_Goal_
Pull out every line of the records below that contains the word "circuitry" and list those lines.

_Records for this exercise_
........

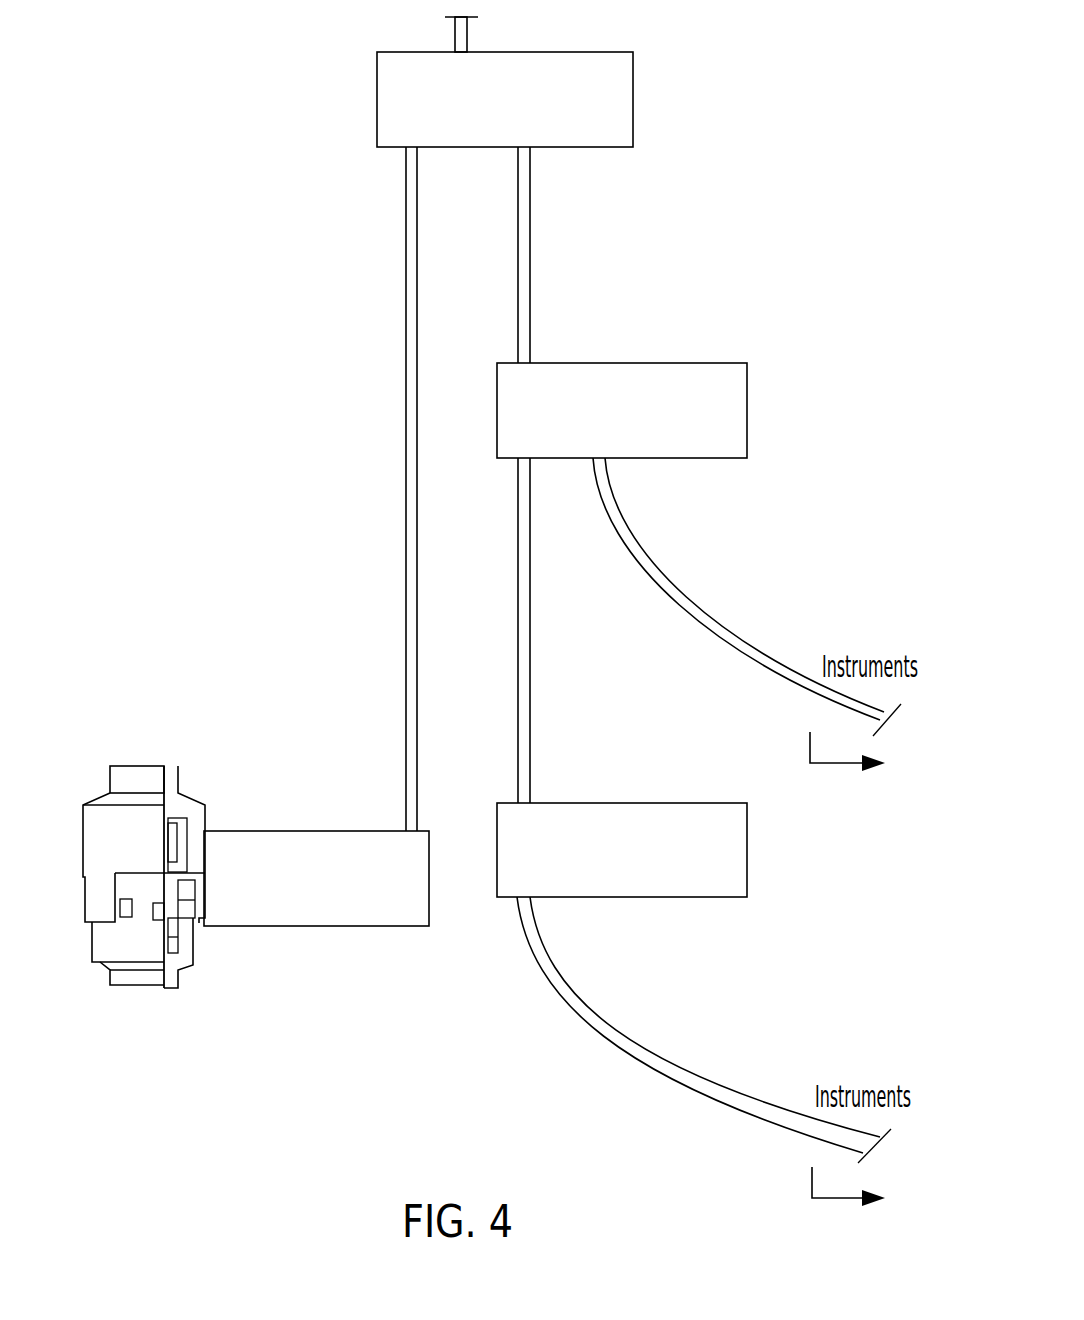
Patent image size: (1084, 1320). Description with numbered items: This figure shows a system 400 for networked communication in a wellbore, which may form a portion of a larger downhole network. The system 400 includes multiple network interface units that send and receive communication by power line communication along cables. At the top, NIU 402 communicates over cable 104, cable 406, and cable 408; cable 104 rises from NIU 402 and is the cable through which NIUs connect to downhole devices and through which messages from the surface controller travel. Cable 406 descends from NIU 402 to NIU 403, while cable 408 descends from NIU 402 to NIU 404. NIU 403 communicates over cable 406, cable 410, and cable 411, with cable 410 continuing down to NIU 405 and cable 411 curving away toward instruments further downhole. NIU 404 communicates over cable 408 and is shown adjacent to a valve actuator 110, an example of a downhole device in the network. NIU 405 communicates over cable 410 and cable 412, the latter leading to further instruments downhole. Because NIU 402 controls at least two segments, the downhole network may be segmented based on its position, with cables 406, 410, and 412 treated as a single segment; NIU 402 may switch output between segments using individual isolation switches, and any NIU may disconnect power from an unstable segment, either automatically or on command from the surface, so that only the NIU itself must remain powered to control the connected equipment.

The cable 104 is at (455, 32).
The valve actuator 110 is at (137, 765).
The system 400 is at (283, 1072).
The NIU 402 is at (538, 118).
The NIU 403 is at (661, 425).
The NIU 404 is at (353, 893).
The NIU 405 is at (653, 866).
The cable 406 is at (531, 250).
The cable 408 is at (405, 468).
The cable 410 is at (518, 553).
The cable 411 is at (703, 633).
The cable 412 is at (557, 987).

........

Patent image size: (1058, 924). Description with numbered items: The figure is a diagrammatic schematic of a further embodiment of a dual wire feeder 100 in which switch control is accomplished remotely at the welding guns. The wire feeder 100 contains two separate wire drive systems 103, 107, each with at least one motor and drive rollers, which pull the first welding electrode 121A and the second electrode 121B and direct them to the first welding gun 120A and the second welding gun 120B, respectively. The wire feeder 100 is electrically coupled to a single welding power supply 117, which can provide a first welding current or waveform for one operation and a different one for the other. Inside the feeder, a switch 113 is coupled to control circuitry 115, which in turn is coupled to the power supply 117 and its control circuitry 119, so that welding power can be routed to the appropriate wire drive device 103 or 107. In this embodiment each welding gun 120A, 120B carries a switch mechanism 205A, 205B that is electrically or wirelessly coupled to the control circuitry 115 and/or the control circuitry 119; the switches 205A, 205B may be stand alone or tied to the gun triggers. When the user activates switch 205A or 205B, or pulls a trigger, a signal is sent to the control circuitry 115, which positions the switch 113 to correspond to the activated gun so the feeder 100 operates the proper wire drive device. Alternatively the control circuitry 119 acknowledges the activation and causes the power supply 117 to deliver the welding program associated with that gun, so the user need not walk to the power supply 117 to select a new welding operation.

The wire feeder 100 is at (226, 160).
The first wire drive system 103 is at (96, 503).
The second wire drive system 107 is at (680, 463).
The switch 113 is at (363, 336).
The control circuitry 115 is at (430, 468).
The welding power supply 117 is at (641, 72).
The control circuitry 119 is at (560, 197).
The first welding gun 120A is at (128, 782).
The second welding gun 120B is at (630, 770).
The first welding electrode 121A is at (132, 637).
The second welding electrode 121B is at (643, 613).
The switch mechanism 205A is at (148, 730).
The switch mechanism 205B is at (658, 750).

........

_Expected output_
Patent image size: (1058, 924). Description with numbered items: The figure is a diagrammatic schematic of a further embodiment of a dual wire feeder 100 in which switch control is accomplished remotely at the welding guns. The wire feeder 100 contains two separate wire drive systems 103, 107, each with at least one motor and drive rollers, which pull the first welding electrode 121A and the second electrode 121B and direct them to the first welding gun 120A and the second welding gun 120B, respectively. The wire feeder 100 is electrically coupled to a single welding power supply 117, which can provide a first welding current or waveform for one operation and a different one for the other. Inside the feeder, a switch 113 is coupled to control circuitry 115, which in turn is coupled to the power supply 117 and its control circuitry 119, so that welding power can be routed to the appropriate wire drive device 103 or 107. In this embodiment each welding gun 120A, 120B carries a switch mechanism 205A, 205B that is electrically or wirelessly coupled to the control circuitry 115 and/or the control circuitry 119; the switches 205A, 205B may be stand alone or tied to the gun triggers. When the user activates switch 205A or 205B, or pulls a trigger, a signal is sent to the control circuitry 115, which positions the switch 113 to correspond to the activated gun so the feeder 100 operates the proper wire drive device. Alternatively the control circuitry 119 acknowledges the activation and causes the power supply 117 to deliver the welding program associated with that gun, so the user need not walk to the power supply 117 to select a new welding operation.
The control circuitry 115 is at (430, 468).
The control circuitry 119 is at (560, 197).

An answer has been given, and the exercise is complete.